##### Data for processing #####
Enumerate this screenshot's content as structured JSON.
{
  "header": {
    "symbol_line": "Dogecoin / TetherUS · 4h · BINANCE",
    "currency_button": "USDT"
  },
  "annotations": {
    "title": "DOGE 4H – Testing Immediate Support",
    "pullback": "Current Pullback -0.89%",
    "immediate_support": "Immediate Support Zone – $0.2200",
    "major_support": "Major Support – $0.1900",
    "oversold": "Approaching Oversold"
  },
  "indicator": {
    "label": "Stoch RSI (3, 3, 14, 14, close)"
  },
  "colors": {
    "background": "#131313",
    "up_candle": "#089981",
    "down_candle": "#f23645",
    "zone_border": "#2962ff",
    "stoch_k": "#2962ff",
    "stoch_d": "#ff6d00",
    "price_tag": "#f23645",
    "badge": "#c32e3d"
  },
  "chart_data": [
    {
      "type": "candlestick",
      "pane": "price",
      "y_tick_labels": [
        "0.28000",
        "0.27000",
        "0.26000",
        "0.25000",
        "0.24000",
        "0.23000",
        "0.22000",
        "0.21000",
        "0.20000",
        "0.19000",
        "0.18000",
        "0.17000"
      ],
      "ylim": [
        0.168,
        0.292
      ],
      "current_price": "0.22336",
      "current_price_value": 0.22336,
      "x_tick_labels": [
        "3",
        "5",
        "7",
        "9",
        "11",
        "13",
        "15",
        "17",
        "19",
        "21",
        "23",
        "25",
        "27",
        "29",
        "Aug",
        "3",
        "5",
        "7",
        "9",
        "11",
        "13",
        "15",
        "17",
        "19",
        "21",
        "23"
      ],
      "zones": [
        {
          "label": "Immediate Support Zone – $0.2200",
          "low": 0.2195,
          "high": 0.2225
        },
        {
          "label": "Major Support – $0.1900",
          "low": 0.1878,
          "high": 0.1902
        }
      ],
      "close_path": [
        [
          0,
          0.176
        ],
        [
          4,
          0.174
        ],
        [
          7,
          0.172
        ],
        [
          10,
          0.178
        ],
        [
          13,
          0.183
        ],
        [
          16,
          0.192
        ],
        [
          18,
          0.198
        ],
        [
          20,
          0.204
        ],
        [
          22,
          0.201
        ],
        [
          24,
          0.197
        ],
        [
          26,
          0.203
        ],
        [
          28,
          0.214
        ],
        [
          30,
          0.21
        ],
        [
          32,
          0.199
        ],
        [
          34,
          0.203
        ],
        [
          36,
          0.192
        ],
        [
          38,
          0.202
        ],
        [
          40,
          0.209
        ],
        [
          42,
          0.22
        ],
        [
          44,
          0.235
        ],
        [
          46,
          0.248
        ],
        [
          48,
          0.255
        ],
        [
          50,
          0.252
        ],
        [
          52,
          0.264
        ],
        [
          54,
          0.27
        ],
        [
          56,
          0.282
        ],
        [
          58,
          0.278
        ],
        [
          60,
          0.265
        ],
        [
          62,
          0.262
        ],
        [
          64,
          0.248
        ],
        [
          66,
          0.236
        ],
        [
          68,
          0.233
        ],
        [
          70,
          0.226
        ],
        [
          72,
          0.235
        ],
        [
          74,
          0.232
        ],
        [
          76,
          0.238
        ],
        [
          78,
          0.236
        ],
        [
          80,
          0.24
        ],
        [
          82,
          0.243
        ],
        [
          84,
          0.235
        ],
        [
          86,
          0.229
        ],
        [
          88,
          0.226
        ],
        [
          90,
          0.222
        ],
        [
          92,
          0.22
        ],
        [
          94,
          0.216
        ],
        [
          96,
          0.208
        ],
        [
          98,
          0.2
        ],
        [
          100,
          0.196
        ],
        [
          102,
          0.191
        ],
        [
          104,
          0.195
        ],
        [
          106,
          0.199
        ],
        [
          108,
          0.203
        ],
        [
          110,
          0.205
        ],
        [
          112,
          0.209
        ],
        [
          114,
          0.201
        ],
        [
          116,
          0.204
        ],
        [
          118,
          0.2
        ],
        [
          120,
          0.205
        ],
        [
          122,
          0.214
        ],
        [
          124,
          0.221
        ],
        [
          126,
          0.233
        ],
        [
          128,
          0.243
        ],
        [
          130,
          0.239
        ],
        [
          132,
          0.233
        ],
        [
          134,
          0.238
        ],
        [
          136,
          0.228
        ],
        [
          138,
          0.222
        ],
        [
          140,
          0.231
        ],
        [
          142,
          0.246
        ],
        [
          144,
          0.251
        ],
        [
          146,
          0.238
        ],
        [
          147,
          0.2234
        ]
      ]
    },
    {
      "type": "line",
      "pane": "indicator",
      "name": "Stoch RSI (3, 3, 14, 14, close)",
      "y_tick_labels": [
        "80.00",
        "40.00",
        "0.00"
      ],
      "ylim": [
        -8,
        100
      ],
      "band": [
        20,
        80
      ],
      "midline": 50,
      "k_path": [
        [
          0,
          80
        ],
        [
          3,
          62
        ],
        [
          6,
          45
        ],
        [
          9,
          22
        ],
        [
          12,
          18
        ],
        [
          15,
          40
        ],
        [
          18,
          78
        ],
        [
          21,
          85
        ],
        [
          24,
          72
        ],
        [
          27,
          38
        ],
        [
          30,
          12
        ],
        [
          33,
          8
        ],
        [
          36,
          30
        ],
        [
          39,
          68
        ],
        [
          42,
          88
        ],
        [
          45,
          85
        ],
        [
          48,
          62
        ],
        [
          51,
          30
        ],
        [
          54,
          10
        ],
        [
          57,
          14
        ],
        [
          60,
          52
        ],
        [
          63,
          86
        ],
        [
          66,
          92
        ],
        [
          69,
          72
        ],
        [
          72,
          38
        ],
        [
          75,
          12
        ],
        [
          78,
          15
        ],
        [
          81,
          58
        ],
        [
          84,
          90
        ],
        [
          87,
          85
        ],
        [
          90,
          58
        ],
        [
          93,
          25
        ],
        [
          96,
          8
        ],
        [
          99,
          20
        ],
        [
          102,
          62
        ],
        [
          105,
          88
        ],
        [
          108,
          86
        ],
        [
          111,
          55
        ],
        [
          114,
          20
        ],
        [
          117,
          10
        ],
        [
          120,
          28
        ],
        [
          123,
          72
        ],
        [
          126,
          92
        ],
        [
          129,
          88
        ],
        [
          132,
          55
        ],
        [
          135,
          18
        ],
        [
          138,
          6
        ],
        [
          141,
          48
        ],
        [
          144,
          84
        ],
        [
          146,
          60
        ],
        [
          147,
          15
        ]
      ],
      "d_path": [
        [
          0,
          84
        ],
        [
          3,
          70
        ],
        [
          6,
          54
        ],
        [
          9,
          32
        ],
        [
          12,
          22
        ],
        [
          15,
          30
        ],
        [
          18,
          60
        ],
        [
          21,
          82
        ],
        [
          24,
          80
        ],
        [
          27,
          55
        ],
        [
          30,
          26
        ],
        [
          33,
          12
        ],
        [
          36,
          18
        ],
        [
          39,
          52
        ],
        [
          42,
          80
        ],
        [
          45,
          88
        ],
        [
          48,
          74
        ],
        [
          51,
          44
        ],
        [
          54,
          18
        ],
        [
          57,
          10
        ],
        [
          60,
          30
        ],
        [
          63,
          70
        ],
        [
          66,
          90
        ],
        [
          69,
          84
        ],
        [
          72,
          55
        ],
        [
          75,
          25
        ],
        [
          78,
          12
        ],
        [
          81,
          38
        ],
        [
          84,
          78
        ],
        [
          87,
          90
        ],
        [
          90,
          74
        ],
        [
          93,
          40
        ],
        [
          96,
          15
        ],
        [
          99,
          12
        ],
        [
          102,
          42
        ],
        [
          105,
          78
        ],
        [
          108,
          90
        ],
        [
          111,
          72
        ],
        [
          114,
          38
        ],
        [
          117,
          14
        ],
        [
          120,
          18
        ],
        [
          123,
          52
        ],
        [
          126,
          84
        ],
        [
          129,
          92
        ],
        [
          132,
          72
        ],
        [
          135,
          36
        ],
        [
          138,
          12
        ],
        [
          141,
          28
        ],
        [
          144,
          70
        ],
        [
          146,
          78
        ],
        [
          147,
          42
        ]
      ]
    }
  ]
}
#####
▶ [Exercise brief]:
Copy every line in the entries above that has the string "Support" in it.

▶ [Written answer]:
    "title": "DOGE 4H – Testing Immediate Support",
    "immediate_support": "Immediate Support Zone – $0.2200",
    "major_support": "Major Support – $0.1900",
          "label": "Immediate Support Zone – $0.2200",
          "label": "Major Support – $0.1900",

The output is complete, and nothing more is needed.